GOAL OF THE EXERCISE> Retype all of the entries word for word.

-- BEGIN --

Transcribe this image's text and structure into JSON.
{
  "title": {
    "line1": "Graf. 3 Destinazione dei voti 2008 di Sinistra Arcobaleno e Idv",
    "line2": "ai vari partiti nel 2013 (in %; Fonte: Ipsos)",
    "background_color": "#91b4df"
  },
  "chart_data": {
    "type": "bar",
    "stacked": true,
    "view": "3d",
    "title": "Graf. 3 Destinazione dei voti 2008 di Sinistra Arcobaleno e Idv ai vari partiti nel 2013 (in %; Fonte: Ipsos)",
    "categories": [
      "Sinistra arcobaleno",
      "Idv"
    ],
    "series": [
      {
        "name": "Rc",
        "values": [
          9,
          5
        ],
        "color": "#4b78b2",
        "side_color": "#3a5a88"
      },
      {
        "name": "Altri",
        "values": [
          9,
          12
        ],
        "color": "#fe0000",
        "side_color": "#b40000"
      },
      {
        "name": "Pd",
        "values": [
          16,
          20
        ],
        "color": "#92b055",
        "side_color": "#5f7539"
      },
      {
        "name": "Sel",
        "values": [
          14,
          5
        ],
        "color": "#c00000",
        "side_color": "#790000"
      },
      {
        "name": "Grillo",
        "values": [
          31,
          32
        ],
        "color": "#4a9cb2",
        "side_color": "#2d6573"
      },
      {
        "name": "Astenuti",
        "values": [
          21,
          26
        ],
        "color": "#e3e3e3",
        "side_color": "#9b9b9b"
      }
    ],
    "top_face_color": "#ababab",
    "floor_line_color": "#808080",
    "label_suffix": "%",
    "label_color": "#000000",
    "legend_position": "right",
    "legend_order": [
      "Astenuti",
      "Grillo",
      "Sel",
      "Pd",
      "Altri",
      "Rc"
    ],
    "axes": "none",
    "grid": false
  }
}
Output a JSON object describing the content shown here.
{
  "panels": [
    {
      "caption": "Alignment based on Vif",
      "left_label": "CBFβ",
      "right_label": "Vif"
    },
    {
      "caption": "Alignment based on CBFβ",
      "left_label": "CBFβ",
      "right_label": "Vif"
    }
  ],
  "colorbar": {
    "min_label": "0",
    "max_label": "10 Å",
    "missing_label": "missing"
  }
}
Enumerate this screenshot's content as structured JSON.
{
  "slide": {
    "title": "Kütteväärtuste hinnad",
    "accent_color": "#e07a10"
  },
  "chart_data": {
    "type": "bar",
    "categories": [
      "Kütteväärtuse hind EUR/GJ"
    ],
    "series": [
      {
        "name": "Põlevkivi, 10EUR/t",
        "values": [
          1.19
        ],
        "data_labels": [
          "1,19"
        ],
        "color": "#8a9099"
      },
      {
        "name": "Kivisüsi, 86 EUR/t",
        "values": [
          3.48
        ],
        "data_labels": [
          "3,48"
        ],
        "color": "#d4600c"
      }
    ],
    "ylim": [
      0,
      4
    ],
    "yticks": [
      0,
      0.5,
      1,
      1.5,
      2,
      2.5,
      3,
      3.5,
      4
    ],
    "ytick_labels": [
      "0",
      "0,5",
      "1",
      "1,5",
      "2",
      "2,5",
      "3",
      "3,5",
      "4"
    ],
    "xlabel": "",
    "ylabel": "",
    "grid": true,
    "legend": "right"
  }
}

-- END --

RESULT BELOW>
Transcribe this image's text and structure into JSON.
{
  "title": {
    "line1": "Graf. 3 Destinazione dei voti 2008 di Sinistra Arcobaleno e Idv",
    "line2": "ai vari partiti nel 2013 (in %; Fonte: Ipsos)",
    "background_color": "#91b4df"
  },
  "chart_data": {
    "type": "bar",
    "stacked": true,
    "view": "3d",
    "title": "Graf. 3 Destinazione dei voti 2008 di Sinistra Arcobaleno e Idv ai vari partiti nel 2013 (in %; Fonte: Ipsos)",
    "categories": [
      "Sinistra arcobaleno",
      "Idv"
    ],
    "series": [
      {
        "name": "Rc",
        "values": [
          9,
          5
        ],
        "color": "#4b78b2",
        "side_color": "#3a5a88"
      },
      {
        "name": "Altri",
        "values": [
          9,
          12
        ],
        "color": "#fe0000",
        "side_color": "#b40000"
      },
      {
        "name": "Pd",
        "values": [
          16,
          20
        ],
        "color": "#92b055",
        "side_color": "#5f7539"
      },
      {
        "name": "Sel",
        "values": [
          14,
          5
        ],
        "color": "#c00000",
        "side_color": "#790000"
      },
      {
        "name": "Grillo",
        "values": [
          31,
          32
        ],
        "color": "#4a9cb2",
        "side_color": "#2d6573"
      },
      {
        "name": "Astenuti",
        "values": [
          21,
          26
        ],
        "color": "#e3e3e3",
        "side_color": "#9b9b9b"
      }
    ],
    "top_face_color": "#ababab",
    "floor_line_color": "#808080",
    "label_suffix": "%",
    "label_color": "#000000",
    "legend_position": "right",
    "legend_order": [
      "Astenuti",
      "Grillo",
      "Sel",
      "Pd",
      "Altri",
      "Rc"
    ],
    "axes": "none",
    "grid": false
  }
}
Output a JSON object describing the content shown here.
{
  "panels": [
    {
      "caption": "Alignment based on Vif",
      "left_label": "CBFβ",
      "right_label": "Vif"
    },
    {
      "caption": "Alignment based on CBFβ",
      "left_label": "CBFβ",
      "right_label": "Vif"
    }
  ],
  "colorbar": {
    "min_label": "0",
    "max_label": "10 Å",
    "missing_label": "missing"
  }
}
Enumerate this screenshot's content as structured JSON.
{
  "slide": {
    "title": "Kütteväärtuste hinnad",
    "accent_color": "#e07a10"
  },
  "chart_data": {
    "type": "bar",
    "categories": [
      "Kütteväärtuse hind EUR/GJ"
    ],
    "series": [
      {
        "name": "Põlevkivi, 10EUR/t",
        "values": [
          1.19
        ],
        "data_labels": [
          "1,19"
        ],
        "color": "#8a9099"
      },
      {
        "name": "Kivisüsi, 86 EUR/t",
        "values": [
          3.48
        ],
        "data_labels": [
          "3,48"
        ],
        "color": "#d4600c"
      }
    ],
    "ylim": [
      0,
      4
    ],
    "yticks": [
      0,
      0.5,
      1,
      1.5,
      2,
      2.5,
      3,
      3.5,
      4
    ],
    "ytick_labels": [
      "0",
      "0,5",
      "1",
      "1,5",
      "2",
      "2,5",
      "3",
      "3,5",
      "4"
    ],
    "xlabel": "",
    "ylabel": "",
    "grid": true,
    "legend": "right"
  }
}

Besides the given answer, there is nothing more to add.